:: Texte source ::
Après Jean-Eudes FEMI: Le policier Dah Lokonon malade du foie, succombe pour défaut d'évacuation sanitaire

Le défunt était en service à la Direction départementale de la police républicaine de l’Ouémé...

 Après le  petit Jean Eudes FEMI qui est décédé il y a environ un mois  des suites de leucémie pour défaut d'évacuation sanitaire, c’est le tour de Jacques Dah Lokonon, officier de la police républicaine malade de cirrhose de foie et bloqué au Bénin qui a finalement succombé.  En service à la Direction départementale de la police républicaine de l’Ouémé, le policier Jacques Dah Lokonon malade depuis des lustres de cirrhose de foie, a fini par rendre l’âme pour défaut d'évacuation sanitaire. Les appels de pied, les négociations et même les intenses communications  sur les réseaux sociaux n’ont pu attendrir les gouvernants et les contraindre à faire diligence pour sauver ce jeune policier, marié et père de deux petits enfants.
:::
Tâches à réaliser:
[1] Résumez le texte source en trois phrases.
[2] Reformulez sous forme de liste le paragraphe du texte source qui commence par « Après le petit Jean Eudes FEMI », en conservant ses faits principaux.
[3] D’après le texte source, dans quelle direction le policier Jacques Dah Lokonon était-il en service ?
Les données forment un ensemble distinct du texte source.
:: Données fournies ::
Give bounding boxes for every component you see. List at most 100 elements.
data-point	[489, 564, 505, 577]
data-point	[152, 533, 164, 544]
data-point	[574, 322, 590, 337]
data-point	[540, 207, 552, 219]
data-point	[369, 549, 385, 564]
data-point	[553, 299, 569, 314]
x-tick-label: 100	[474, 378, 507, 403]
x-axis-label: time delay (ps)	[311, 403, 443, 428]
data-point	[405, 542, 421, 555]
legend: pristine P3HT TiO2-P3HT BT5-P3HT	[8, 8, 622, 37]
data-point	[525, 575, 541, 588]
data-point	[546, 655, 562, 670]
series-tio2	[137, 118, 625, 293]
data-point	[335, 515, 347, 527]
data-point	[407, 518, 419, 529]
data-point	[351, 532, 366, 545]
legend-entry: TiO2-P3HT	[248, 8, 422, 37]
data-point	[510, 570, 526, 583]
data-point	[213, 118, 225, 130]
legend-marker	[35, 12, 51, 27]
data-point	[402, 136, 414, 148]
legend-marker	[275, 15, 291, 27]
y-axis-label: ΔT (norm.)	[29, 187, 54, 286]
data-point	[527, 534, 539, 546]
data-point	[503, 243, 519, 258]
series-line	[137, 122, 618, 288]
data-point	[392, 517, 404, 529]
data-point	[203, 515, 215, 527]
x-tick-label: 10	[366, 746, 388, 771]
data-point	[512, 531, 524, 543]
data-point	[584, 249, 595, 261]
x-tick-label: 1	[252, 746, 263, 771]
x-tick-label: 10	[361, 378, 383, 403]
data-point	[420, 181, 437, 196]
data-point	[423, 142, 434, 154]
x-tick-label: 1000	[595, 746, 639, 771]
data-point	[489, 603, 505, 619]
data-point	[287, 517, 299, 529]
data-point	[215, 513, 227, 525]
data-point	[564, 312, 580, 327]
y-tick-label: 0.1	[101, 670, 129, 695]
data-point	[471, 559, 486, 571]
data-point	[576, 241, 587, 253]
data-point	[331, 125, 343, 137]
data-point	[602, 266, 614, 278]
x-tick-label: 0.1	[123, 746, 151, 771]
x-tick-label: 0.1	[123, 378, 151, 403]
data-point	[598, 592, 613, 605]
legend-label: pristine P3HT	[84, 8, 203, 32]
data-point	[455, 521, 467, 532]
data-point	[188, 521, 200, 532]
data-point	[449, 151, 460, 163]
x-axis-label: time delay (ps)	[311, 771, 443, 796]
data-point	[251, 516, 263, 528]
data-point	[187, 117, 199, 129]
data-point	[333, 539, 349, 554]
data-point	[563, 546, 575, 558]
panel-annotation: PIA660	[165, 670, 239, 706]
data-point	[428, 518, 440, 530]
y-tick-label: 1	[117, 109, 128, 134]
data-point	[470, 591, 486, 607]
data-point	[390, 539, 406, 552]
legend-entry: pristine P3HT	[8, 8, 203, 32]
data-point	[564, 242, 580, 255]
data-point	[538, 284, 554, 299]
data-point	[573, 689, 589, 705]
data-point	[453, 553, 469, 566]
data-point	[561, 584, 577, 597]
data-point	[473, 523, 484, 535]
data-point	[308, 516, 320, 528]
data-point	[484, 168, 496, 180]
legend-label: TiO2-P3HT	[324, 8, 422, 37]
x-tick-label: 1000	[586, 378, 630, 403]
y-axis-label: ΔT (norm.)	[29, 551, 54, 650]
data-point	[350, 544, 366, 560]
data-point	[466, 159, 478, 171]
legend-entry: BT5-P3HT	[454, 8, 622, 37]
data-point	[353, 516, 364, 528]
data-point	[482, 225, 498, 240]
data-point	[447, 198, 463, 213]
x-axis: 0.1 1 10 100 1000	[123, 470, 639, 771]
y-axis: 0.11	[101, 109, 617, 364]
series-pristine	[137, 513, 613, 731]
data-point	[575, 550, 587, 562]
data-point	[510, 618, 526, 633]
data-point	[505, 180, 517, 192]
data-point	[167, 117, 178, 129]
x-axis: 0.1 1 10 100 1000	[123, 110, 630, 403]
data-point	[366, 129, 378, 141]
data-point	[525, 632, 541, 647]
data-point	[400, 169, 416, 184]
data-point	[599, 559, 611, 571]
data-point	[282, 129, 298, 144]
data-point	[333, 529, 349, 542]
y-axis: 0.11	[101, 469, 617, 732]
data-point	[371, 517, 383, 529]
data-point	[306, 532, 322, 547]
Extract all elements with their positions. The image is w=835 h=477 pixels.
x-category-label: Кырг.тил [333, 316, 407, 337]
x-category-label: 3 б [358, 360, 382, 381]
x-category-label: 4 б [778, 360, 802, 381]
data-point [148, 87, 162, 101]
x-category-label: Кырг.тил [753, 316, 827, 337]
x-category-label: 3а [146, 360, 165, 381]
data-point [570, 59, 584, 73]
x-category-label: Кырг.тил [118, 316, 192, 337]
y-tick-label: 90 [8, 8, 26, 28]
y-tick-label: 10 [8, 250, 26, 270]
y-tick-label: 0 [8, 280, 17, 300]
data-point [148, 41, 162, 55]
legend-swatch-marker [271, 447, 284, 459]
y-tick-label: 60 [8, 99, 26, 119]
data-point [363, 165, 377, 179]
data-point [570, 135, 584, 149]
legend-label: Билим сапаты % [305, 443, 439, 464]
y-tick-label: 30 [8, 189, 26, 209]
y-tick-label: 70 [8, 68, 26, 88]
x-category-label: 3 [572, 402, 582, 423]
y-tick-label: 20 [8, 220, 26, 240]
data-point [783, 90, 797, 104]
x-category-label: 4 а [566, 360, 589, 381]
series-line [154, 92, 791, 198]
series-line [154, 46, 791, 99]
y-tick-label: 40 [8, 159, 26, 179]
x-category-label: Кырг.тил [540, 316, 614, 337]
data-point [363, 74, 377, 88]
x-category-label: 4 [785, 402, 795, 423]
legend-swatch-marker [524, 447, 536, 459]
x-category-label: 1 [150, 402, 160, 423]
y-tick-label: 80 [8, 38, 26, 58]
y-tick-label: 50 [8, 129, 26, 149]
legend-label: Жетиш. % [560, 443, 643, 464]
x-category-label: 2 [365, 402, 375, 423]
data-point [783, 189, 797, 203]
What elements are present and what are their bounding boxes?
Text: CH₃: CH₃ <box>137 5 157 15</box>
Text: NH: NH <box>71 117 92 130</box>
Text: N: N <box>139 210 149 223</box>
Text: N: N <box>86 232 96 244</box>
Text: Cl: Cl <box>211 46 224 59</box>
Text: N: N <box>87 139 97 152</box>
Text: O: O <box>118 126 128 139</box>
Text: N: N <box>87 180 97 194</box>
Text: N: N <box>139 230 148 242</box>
:::
Solutions des exercices:
[1] Jacques Dah Lokonon, officier de la police républicaine en service à la Direction départementale de l’Ouémé, est mort d’une cirrhose du foie faute d’évacuation sanitaire. Son décès survient environ un mois après celui du petit Jean-Eudes FEMI, mort d’une leucémie pour la même raison. Les appels, les négociations et les communications sur les réseaux sociaux n’ont pas poussé les gouvernants à agir pour sauver ce jeune policier, marié et père de deux petits enfants.

[2]
- Il y a environ un mois, le petit Jean-Eudes FEMI est mort d’une leucémie, faute d’évacuation sanitaire.
- Jacques Dah Lokonon, officier de la police républicaine, est mort à son tour, bloqué au Bénin.
- Il était en service à la Direction départementale de la police républicaine de l’Ouémé.
- Il souffrait depuis longtemps d’une cirrhose du foie et est décédé faute d’évacuation sanitaire.
- Les appels, les négociations et les communications sur les réseaux sociaux n’ont pas amené les gouvernants à agir rapidement.
- Ce jeune policier était marié et père de deux petits enfants.

[3] À la Direction départementale de la police républicaine de l’Ouémé.